» **Aim**:
Without the pictures, copy the entries below word for word.

» **Material provided**:
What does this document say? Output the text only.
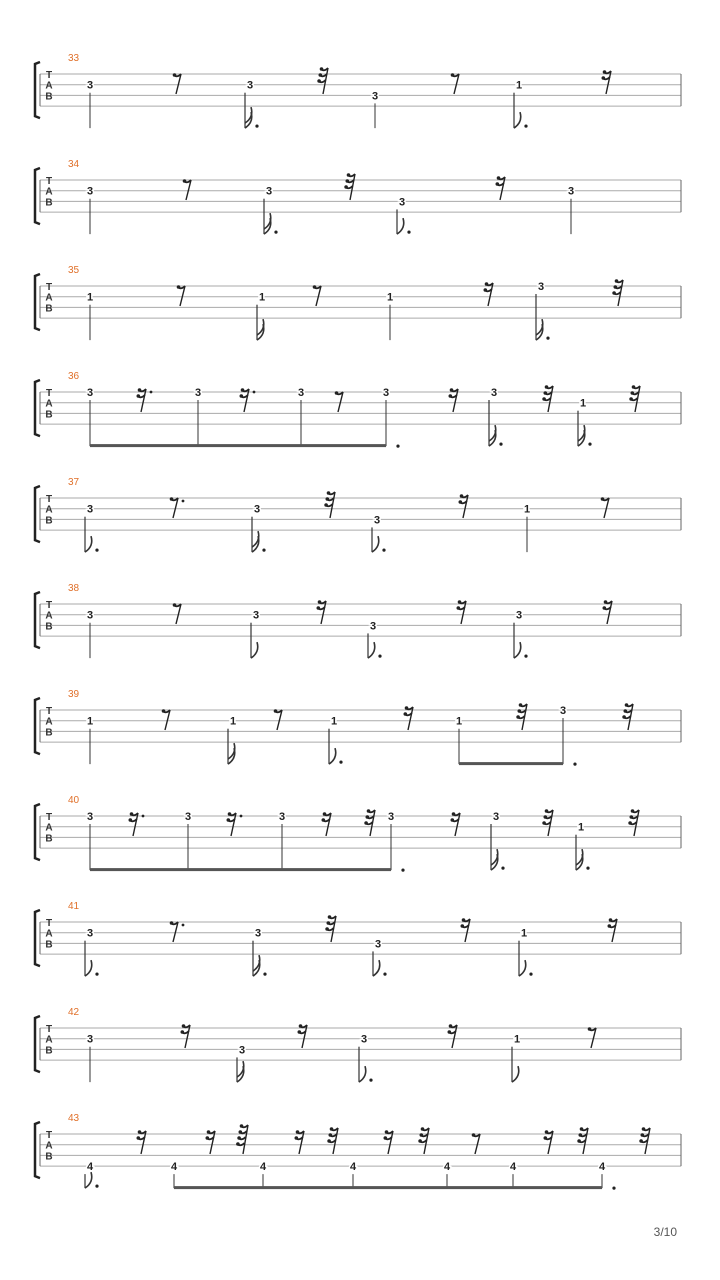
33
T
A
B
3	3
3
1
34
T
A
B
3	3
3
3
35
T
A
B
1	1	1
3
36
T
A
B
3	3	3	3	3
1
37
T
A
B
3	3
3
1
38
T
A
B
3	3
3
3
39
T
A
B
1	1	1	1
3
40
T
A
B
3	3	3	3	3
1
41
T
A
B
3	3
3
1
42
T
A
B
3
3
3	1
43
T
A
B
4	4	4	4	4	4	4
3/10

» **Output of the exercise**:
What does this document say? Output the text only.
33
T
A
B
3	3
3
1
34
T
A
B
3	3
3
3
35
T
A
B
1	1	1
3
36
T
A
B
3	3	3	3	3
1
37
T
A
B
3	3
3
1
38
T
A
B
3	3
3
3
39
T
A
B
1	1	1	1
3
40
T
A
B
3	3	3	3	3
1
41
T
A
B
3	3
3
1
42
T
A
B
3
3
3	1
43
T
A
B
4	4	4	4	4	4	4
3/10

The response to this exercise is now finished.